> _AIM OF THE EXERCISE_: Return the records word for word. Any pictures in them are not part of the copy.
>> start MATERIAL PROVIDED
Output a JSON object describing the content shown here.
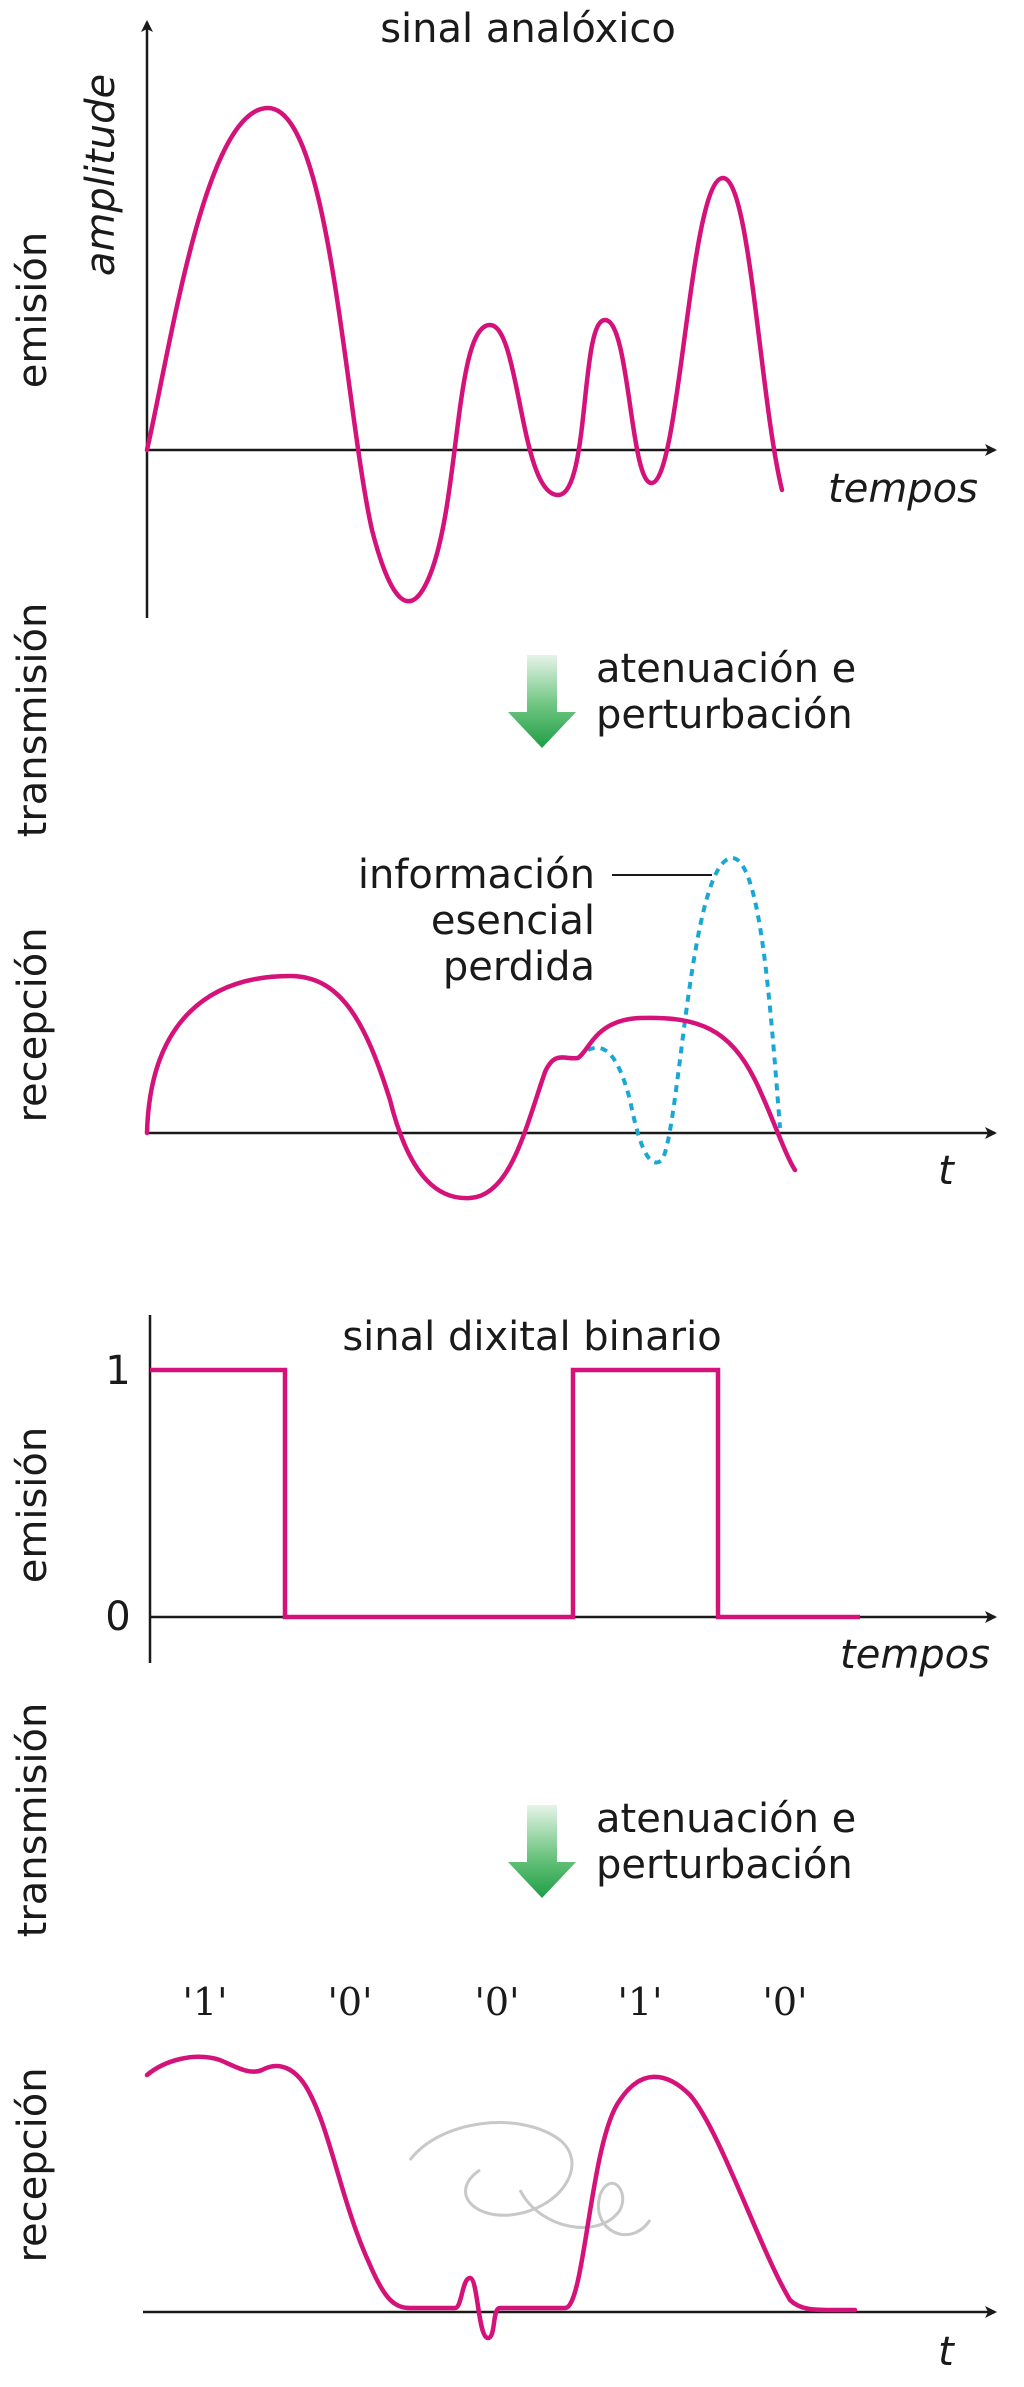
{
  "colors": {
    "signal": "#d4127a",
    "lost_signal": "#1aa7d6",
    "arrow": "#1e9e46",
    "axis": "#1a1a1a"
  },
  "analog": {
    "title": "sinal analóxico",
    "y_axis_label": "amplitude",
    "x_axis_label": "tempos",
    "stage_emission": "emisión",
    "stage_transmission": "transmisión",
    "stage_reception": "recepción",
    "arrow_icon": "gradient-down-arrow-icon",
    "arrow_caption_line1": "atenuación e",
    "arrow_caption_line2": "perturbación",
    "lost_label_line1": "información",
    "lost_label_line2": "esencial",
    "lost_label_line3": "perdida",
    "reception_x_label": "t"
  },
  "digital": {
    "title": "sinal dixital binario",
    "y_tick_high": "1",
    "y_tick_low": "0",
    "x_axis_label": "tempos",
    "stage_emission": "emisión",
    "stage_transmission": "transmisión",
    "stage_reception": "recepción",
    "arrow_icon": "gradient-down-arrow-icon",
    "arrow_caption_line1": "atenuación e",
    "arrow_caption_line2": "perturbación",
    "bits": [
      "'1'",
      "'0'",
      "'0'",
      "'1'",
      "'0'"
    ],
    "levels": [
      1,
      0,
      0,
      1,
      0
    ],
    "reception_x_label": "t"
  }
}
>> end MATERIAL PROVIDED
> _TASK SOLUTION_:
Output a JSON object describing the content shown here.
{
  "colors": {
    "signal": "#d4127a",
    "lost_signal": "#1aa7d6",
    "arrow": "#1e9e46",
    "axis": "#1a1a1a"
  },
  "analog": {
    "title": "sinal analóxico",
    "y_axis_label": "amplitude",
    "x_axis_label": "tempos",
    "stage_emission": "emisión",
    "stage_transmission": "transmisión",
    "stage_reception": "recepción",
    "arrow_icon": "gradient-down-arrow-icon",
    "arrow_caption_line1": "atenuación e",
    "arrow_caption_line2": "perturbación",
    "lost_label_line1": "información",
    "lost_label_line2": "esencial",
    "lost_label_line3": "perdida",
    "reception_x_label": "t"
  },
  "digital": {
    "title": "sinal dixital binario",
    "y_tick_high": "1",
    "y_tick_low": "0",
    "x_axis_label": "tempos",
    "stage_emission": "emisión",
    "stage_transmission": "transmisión",
    "stage_reception": "recepción",
    "arrow_icon": "gradient-down-arrow-icon",
    "arrow_caption_line1": "atenuación e",
    "arrow_caption_line2": "perturbación",
    "bits": [
      "'1'",
      "'0'",
      "'0'",
      "'1'",
      "'0'"
    ],
    "levels": [
      1,
      0,
      0,
      1,
      0
    ],
    "reception_x_label": "t"
  }
}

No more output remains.